§ **Written exercise**
Reproduce all of the listing below without alteration.

--- START Data shown ---

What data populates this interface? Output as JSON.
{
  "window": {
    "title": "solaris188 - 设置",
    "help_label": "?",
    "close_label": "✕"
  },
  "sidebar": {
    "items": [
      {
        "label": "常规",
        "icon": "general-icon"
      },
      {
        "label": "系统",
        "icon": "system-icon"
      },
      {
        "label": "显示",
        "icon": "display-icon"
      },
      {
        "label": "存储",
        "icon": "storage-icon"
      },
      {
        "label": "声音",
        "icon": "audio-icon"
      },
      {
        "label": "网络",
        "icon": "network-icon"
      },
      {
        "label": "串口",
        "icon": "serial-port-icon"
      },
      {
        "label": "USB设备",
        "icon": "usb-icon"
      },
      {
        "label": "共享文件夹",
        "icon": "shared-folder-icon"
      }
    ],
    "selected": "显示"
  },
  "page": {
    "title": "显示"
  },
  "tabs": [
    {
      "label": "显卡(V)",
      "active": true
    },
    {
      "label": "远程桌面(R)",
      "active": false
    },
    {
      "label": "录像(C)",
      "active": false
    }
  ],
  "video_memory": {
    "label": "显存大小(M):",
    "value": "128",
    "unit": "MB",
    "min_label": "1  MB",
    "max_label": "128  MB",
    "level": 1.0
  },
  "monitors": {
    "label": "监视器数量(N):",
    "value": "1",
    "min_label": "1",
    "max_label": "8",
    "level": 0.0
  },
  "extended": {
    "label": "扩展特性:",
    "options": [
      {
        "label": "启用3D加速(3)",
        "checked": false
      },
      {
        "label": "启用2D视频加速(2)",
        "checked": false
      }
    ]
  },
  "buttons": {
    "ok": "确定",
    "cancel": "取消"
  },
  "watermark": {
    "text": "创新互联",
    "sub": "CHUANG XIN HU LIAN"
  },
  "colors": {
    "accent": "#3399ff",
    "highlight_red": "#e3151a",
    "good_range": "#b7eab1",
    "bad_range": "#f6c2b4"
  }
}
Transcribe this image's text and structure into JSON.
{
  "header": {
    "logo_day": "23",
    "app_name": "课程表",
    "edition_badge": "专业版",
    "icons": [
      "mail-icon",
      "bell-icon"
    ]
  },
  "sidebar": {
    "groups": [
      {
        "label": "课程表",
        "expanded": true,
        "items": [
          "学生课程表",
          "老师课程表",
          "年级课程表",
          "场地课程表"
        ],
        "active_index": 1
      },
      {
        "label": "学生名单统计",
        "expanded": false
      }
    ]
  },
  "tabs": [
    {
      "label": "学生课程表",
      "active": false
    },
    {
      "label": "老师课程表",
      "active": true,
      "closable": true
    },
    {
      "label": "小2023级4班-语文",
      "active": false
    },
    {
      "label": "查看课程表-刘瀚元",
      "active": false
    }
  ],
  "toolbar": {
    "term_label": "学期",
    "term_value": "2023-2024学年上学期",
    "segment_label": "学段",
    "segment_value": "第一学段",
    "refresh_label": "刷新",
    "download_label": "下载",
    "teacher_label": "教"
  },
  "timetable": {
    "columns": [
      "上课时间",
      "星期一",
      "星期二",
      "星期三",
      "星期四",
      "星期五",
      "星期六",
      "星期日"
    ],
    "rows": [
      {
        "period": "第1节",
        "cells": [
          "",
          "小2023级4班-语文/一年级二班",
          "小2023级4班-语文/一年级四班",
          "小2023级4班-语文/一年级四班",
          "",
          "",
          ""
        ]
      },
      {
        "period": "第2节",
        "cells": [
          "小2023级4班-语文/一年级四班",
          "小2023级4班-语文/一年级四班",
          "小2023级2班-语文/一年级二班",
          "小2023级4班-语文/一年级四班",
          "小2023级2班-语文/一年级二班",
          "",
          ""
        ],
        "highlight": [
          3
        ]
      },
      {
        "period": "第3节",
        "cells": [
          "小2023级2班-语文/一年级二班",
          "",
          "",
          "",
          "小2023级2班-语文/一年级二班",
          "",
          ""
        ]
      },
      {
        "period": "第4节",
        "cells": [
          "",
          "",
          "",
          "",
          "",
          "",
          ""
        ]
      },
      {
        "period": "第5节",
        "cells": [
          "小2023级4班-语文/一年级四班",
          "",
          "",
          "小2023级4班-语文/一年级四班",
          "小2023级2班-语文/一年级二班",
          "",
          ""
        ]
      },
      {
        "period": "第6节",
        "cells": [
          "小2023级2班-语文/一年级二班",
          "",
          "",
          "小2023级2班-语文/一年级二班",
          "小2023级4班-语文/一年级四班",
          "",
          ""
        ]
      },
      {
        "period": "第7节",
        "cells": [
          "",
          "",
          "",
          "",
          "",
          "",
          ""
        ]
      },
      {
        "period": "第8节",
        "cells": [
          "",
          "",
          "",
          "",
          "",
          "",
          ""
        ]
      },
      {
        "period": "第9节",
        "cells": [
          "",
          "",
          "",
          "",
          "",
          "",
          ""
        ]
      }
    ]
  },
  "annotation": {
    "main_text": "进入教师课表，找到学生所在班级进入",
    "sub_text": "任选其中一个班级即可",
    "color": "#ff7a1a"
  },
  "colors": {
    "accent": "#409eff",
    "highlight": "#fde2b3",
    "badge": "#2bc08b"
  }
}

--- END Data shown ---

§ **Written answer**
What data populates this interface? Output as JSON.
{
  "window": {
    "title": "solaris188 - 设置",
    "help_label": "?",
    "close_label": "✕"
  },
  "sidebar": {
    "items": [
      {
        "label": "常规",
        "icon": "general-icon"
      },
      {
        "label": "系统",
        "icon": "system-icon"
      },
      {
        "label": "显示",
        "icon": "display-icon"
      },
      {
        "label": "存储",
        "icon": "storage-icon"
      },
      {
        "label": "声音",
        "icon": "audio-icon"
      },
      {
        "label": "网络",
        "icon": "network-icon"
      },
      {
        "label": "串口",
        "icon": "serial-port-icon"
      },
      {
        "label": "USB设备",
        "icon": "usb-icon"
      },
      {
        "label": "共享文件夹",
        "icon": "shared-folder-icon"
      }
    ],
    "selected": "显示"
  },
  "page": {
    "title": "显示"
  },
  "tabs": [
    {
      "label": "显卡(V)",
      "active": true
    },
    {
      "label": "远程桌面(R)",
      "active": false
    },
    {
      "label": "录像(C)",
      "active": false
    }
  ],
  "video_memory": {
    "label": "显存大小(M):",
    "value": "128",
    "unit": "MB",
    "min_label": "1  MB",
    "max_label": "128  MB",
    "level": 1.0
  },
  "monitors": {
    "label": "监视器数量(N):",
    "value": "1",
    "min_label": "1",
    "max_label": "8",
    "level": 0.0
  },
  "extended": {
    "label": "扩展特性:",
    "options": [
      {
        "label": "启用3D加速(3)",
        "checked": false
      },
      {
        "label": "启用2D视频加速(2)",
        "checked": false
      }
    ]
  },
  "buttons": {
    "ok": "确定",
    "cancel": "取消"
  },
  "watermark": {
    "text": "创新互联",
    "sub": "CHUANG XIN HU LIAN"
  },
  "colors": {
    "accent": "#3399ff",
    "highlight_red": "#e3151a",
    "good_range": "#b7eab1",
    "bad_range": "#f6c2b4"
  }
}
Transcribe this image's text and structure into JSON.
{
  "header": {
    "logo_day": "23",
    "app_name": "课程表",
    "edition_badge": "专业版",
    "icons": [
      "mail-icon",
      "bell-icon"
    ]
  },
  "sidebar": {
    "groups": [
      {
        "label": "课程表",
        "expanded": true,
        "items": [
          "学生课程表",
          "老师课程表",
          "年级课程表",
          "场地课程表"
        ],
        "active_index": 1
      },
      {
        "label": "学生名单统计",
        "expanded": false
      }
    ]
  },
  "tabs": [
    {
      "label": "学生课程表",
      "active": false
    },
    {
      "label": "老师课程表",
      "active": true,
      "closable": true
    },
    {
      "label": "小2023级4班-语文",
      "active": false
    },
    {
      "label": "查看课程表-刘瀚元",
      "active": false
    }
  ],
  "toolbar": {
    "term_label": "学期",
    "term_value": "2023-2024学年上学期",
    "segment_label": "学段",
    "segment_value": "第一学段",
    "refresh_label": "刷新",
    "download_label": "下载",
    "teacher_label": "教"
  },
  "timetable": {
    "columns": [
      "上课时间",
      "星期一",
      "星期二",
      "星期三",
      "星期四",
      "星期五",
      "星期六",
      "星期日"
    ],
    "rows": [
      {
        "period": "第1节",
        "cells": [
          "",
          "小2023级4班-语文/一年级二班",
          "小2023级4班-语文/一年级四班",
          "小2023级4班-语文/一年级四班",
          "",
          "",
          ""
        ]
      },
      {
        "period": "第2节",
        "cells": [
          "小2023级4班-语文/一年级四班",
          "小2023级4班-语文/一年级四班",
          "小2023级2班-语文/一年级二班",
          "小2023级4班-语文/一年级四班",
          "小2023级2班-语文/一年级二班",
          "",
          ""
        ],
        "highlight": [
          3
        ]
      },
      {
        "period": "第3节",
        "cells": [
          "小2023级2班-语文/一年级二班",
          "",
          "",
          "",
          "小2023级2班-语文/一年级二班",
          "",
          ""
        ]
      },
      {
        "period": "第4节",
        "cells": [
          "",
          "",
          "",
          "",
          "",
          "",
          ""
        ]
      },
      {
        "period": "第5节",
        "cells": [
          "小2023级4班-语文/一年级四班",
          "",
          "",
          "小2023级4班-语文/一年级四班",
          "小2023级2班-语文/一年级二班",
          "",
          ""
        ]
      },
      {
        "period": "第6节",
        "cells": [
          "小2023级2班-语文/一年级二班",
          "",
          "",
          "小2023级2班-语文/一年级二班",
          "小2023级4班-语文/一年级四班",
          "",
          ""
        ]
      },
      {
        "period": "第7节",
        "cells": [
          "",
          "",
          "",
          "",
          "",
          "",
          ""
        ]
      },
      {
        "period": "第8节",
        "cells": [
          "",
          "",
          "",
          "",
          "",
          "",
          ""
        ]
      },
      {
        "period": "第9节",
        "cells": [
          "",
          "",
          "",
          "",
          "",
          "",
          ""
        ]
      }
    ]
  },
  "annotation": {
    "main_text": "进入教师课表，找到学生所在班级进入",
    "sub_text": "任选其中一个班级即可",
    "color": "#ff7a1a"
  },
  "colors": {
    "accent": "#409eff",
    "highlight": "#fde2b3",
    "badge": "#2bc08b"
  }
}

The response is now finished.